Aim:
Output all the entries word for word. Omit the pictures.

==== Data provided

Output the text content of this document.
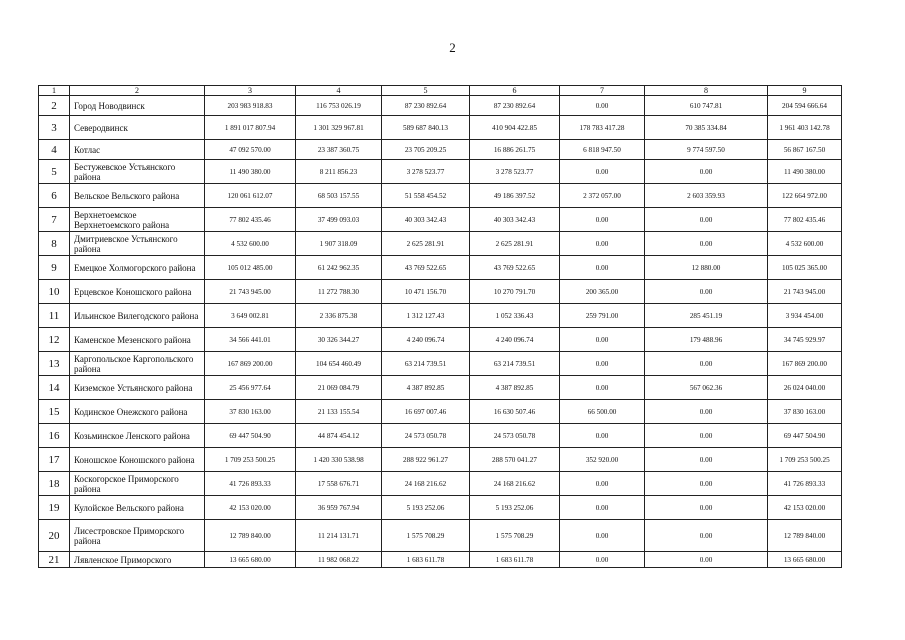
2
1	2	3	4	5	6	7	8	9
2	Город Новодвинск	203 983 918.83	116 753 026.19	87 230 892.64	87 230 892.64	0.00	610 747.81	204 594 666.64
3	Северодвинск	1 891 017 807.94	1 301 329 967.81	589 687 840.13	410 904 422.85	178 783 417.28	70 385 334.84	1 961 403 142.78
4	Котлас	47 092 570.00	23 387 360.75	23 705 209.25	16 886 261.75	6 818 947.50	9 774 597.50	56 867 167.50
5	Бестужевское Устьянского района	11 490 380.00	8 211 856.23	3 278 523.77	3 278 523.77	0.00	0.00	11 490 380.00
6	Вельское Вельского района	120 061 612.07	68 503 157.55	51 558 454.52	49 186 397.52	2 372 057.00	2 603 359.93	122 664 972.00
7	Верхнетоемское Верхнетоемского района	77 802 435.46	37 499 093.03	40 303 342.43	40 303 342.43	0.00	0.00	77 802 435.46
8	Дмитриевское Устьянского района	4 532 600.00	1 907 318.09	2 625 281.91	2 625 281.91	0.00	0.00	4 532 600.00
9	Емецкое Холмогорского района	105 012 485.00	61 242 962.35	43 769 522.65	43 769 522.65	0.00	12 880.00	105 025 365.00
10	Ерцевское Коношского района	21 743 945.00	11 272 788.30	10 471 156.70	10 270 791.70	200 365.00	0.00	21 743 945.00
11	Ильинское Вилегодского района	3 649 002.81	2 336 875.38	1 312 127.43	1 052 336.43	259 791.00	285 451.19	3 934 454.00
12	Каменское Мезенского района	34 566 441.01	30 326 344.27	4 240 096.74	4 240 096.74	0.00	179 488.96	34 745 929.97
13	Каргопольское Каргопольского района	167 869 200.00	104 654 460.49	63 214 739.51	63 214 739.51	0.00	0.00	167 869 200.00
14	Киземское Устьянского района	25 456 977.64	21 069 084.79	4 387 892.85	4 387 892.85	0.00	567 062.36	26 024 040.00
15	Кодинское Онежского района	37 830 163.00	21 133 155.54	16 697 007.46	16 630 507.46	66 500.00	0.00	37 830 163.00
16	Козьминское Ленского района	69 447 504.90	44 874 454.12	24 573 050.78	24 573 050.78	0.00	0.00	69 447 504.90
17	Коношское Коношского района	1 709 253 500.25	1 420 330 538.98	288 922 961.27	288 570 041.27	352 920.00	0.00	1 709 253 500.25
18	Коскогорское Приморского района	41 726 893.33	17 558 676.71	24 168 216.62	24 168 216.62	0.00	0.00	41 726 893.33
19	Кулойское Вельского района	42 153 020.00	36 959 767.94	5 193 252.06	5 193 252.06	0.00	0.00	42 153 020.00
20	Лисестровское Приморского района	12 789 840.00	11 214 131.71	1 575 708.29	1 575 708.29	0.00	0.00	12 789 840.00
21	Лявленское Приморского	13 665 680.00	11 982 068.22	1 683 611.78	1 683 611.78	0.00	0.00	13 665 680.00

========

Task result:
Output the text content of this document.
2
1	2	3	4	5	6	7	8	9
2	Город Новодвинск	203 983 918.83	116 753 026.19	87 230 892.64	87 230 892.64	0.00	610 747.81	204 594 666.64
3	Северодвинск	1 891 017 807.94	1 301 329 967.81	589 687 840.13	410 904 422.85	178 783 417.28	70 385 334.84	1 961 403 142.78
4	Котлас	47 092 570.00	23 387 360.75	23 705 209.25	16 886 261.75	6 818 947.50	9 774 597.50	56 867 167.50
5	Бестужевское Устьянского района	11 490 380.00	8 211 856.23	3 278 523.77	3 278 523.77	0.00	0.00	11 490 380.00
6	Вельское Вельского района	120 061 612.07	68 503 157.55	51 558 454.52	49 186 397.52	2 372 057.00	2 603 359.93	122 664 972.00
7	Верхнетоемское Верхнетоемского района	77 802 435.46	37 499 093.03	40 303 342.43	40 303 342.43	0.00	0.00	77 802 435.46
8	Дмитриевское Устьянского района	4 532 600.00	1 907 318.09	2 625 281.91	2 625 281.91	0.00	0.00	4 532 600.00
9	Емецкое Холмогорского района	105 012 485.00	61 242 962.35	43 769 522.65	43 769 522.65	0.00	12 880.00	105 025 365.00
10	Ерцевское Коношского района	21 743 945.00	11 272 788.30	10 471 156.70	10 270 791.70	200 365.00	0.00	21 743 945.00
11	Ильинское Вилегодского района	3 649 002.81	2 336 875.38	1 312 127.43	1 052 336.43	259 791.00	285 451.19	3 934 454.00
12	Каменское Мезенского района	34 566 441.01	30 326 344.27	4 240 096.74	4 240 096.74	0.00	179 488.96	34 745 929.97
13	Каргопольское Каргопольского района	167 869 200.00	104 654 460.49	63 214 739.51	63 214 739.51	0.00	0.00	167 869 200.00
14	Киземское Устьянского района	25 456 977.64	21 069 084.79	4 387 892.85	4 387 892.85	0.00	567 062.36	26 024 040.00
15	Кодинское Онежского района	37 830 163.00	21 133 155.54	16 697 007.46	16 630 507.46	66 500.00	0.00	37 830 163.00
16	Козьминское Ленского района	69 447 504.90	44 874 454.12	24 573 050.78	24 573 050.78	0.00	0.00	69 447 504.90
17	Коношское Коношского района	1 709 253 500.25	1 420 330 538.98	288 922 961.27	288 570 041.27	352 920.00	0.00	1 709 253 500.25
18	Коскогорское Приморского района	41 726 893.33	17 558 676.71	24 168 216.62	24 168 216.62	0.00	0.00	41 726 893.33
19	Кулойское Вельского района	42 153 020.00	36 959 767.94	5 193 252.06	5 193 252.06	0.00	0.00	42 153 020.00
20	Лисестровское Приморского района	12 789 840.00	11 214 131.71	1 575 708.29	1 575 708.29	0.00	0.00	12 789 840.00
21	Лявленское Приморского	13 665 680.00	11 982 068.22	1 683 611.78	1 683 611.78	0.00	0.00	13 665 680.00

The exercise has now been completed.